Aim: Transcribe the records that follow. Keep every word exactly, and drop the pictures.

* Begin Task input *

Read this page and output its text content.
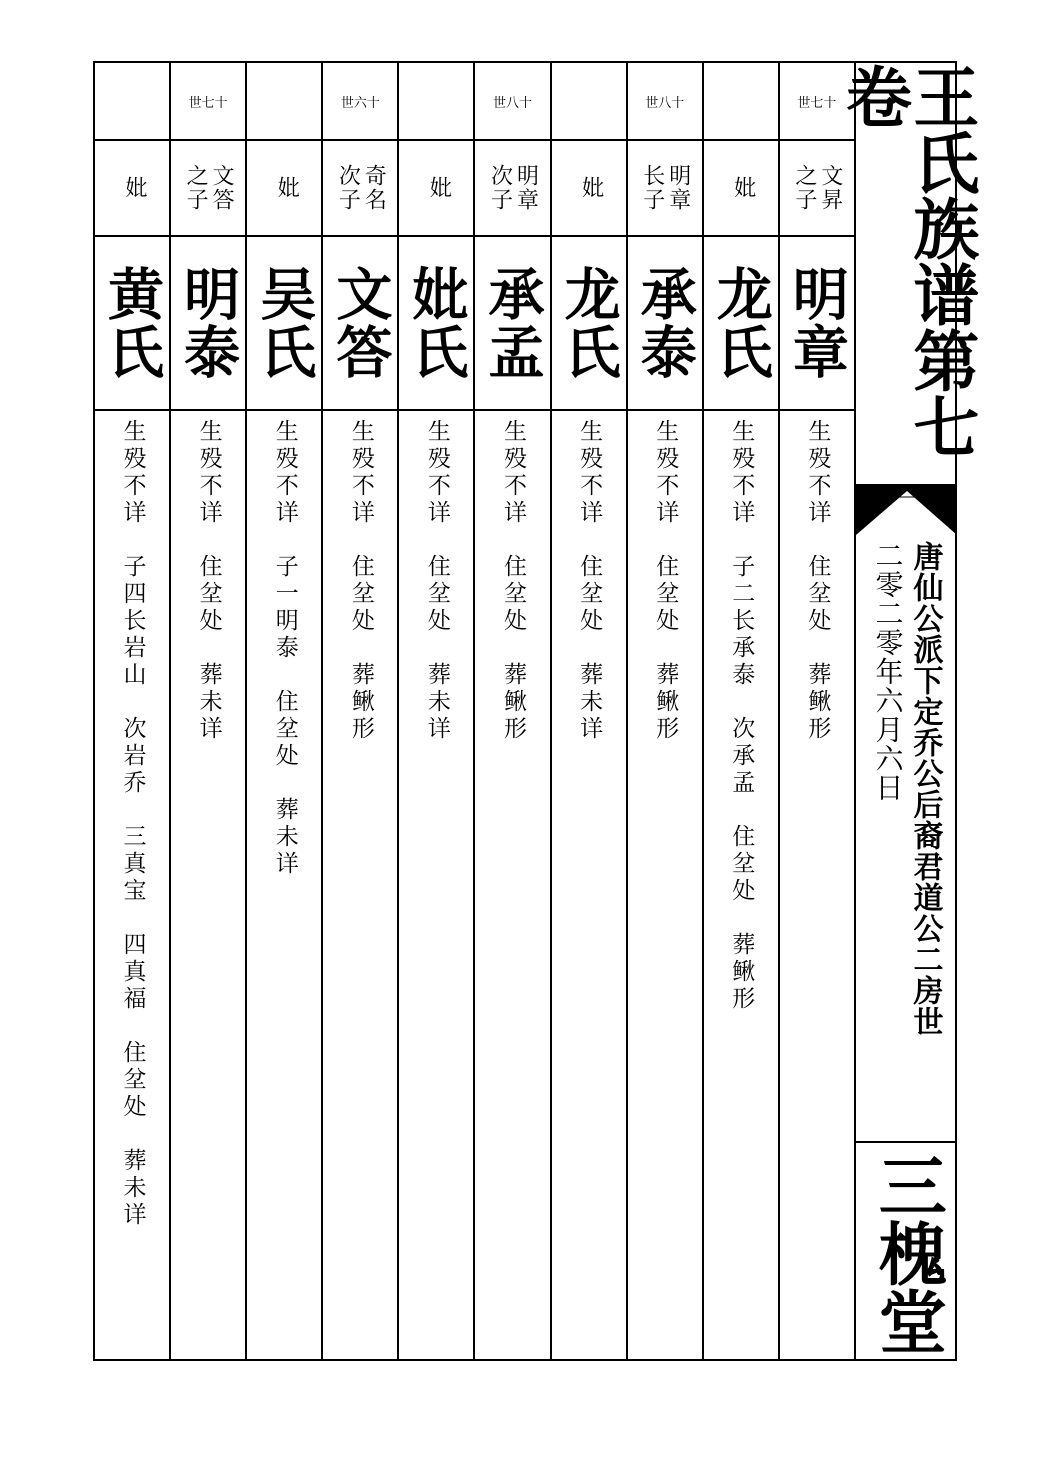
妣
黄氏
生殁不详　子四长岩山　次岩乔　三真宝　四真福　住坌处　葬未详
世七十
文答
之子
明泰
生殁不详　住坌处　葬未详
妣
吴氏
生殁不详　子一明泰　住坌处　葬未详
世六十
奇名
次子
文答
生殁不详　住坌处　葬鳅形
妣
妣氏
生殁不详　住坌处　葬未详
世八十
明章
次子
承孟
生殁不详　住坌处　葬鳅形
妣
龙氏
生殁不详　住坌处　葬未详
世八十
明章
长子
承泰
生殁不详　住坌处　葬鳅形
妣
龙氏
生殁不详　子二长承泰　次承孟　住坌处　葬鳅形
世七十
文昇
之子
明章
生殁不详　住坌处　葬鳅形
王氏族谱第七卷
唐仙公派下定乔公后裔君道公二房世
二零二零年六月六日
三槐堂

* End Task input *

Task solution:
Read this page and output its text content.
妣
黄氏
生殁不详　子四长岩山　次岩乔　三真宝　四真福　住坌处　葬未详
世七十
文答
之子
明泰
生殁不详　住坌处　葬未详
妣
吴氏
生殁不详　子一明泰　住坌处　葬未详
世六十
奇名
次子
文答
生殁不详　住坌处　葬鳅形
妣
妣氏
生殁不详　住坌处　葬未详
世八十
明章
次子
承孟
生殁不详　住坌处　葬鳅形
妣
龙氏
生殁不详　住坌处　葬未详
世八十
明章
长子
承泰
生殁不详　住坌处　葬鳅形
妣
龙氏
生殁不详　子二长承泰　次承孟　住坌处　葬鳅形
世七十
文昇
之子
明章
生殁不详　住坌处　葬鳅形
王氏族谱第七卷
唐仙公派下定乔公后裔君道公二房世
二零二零年六月六日
三槐堂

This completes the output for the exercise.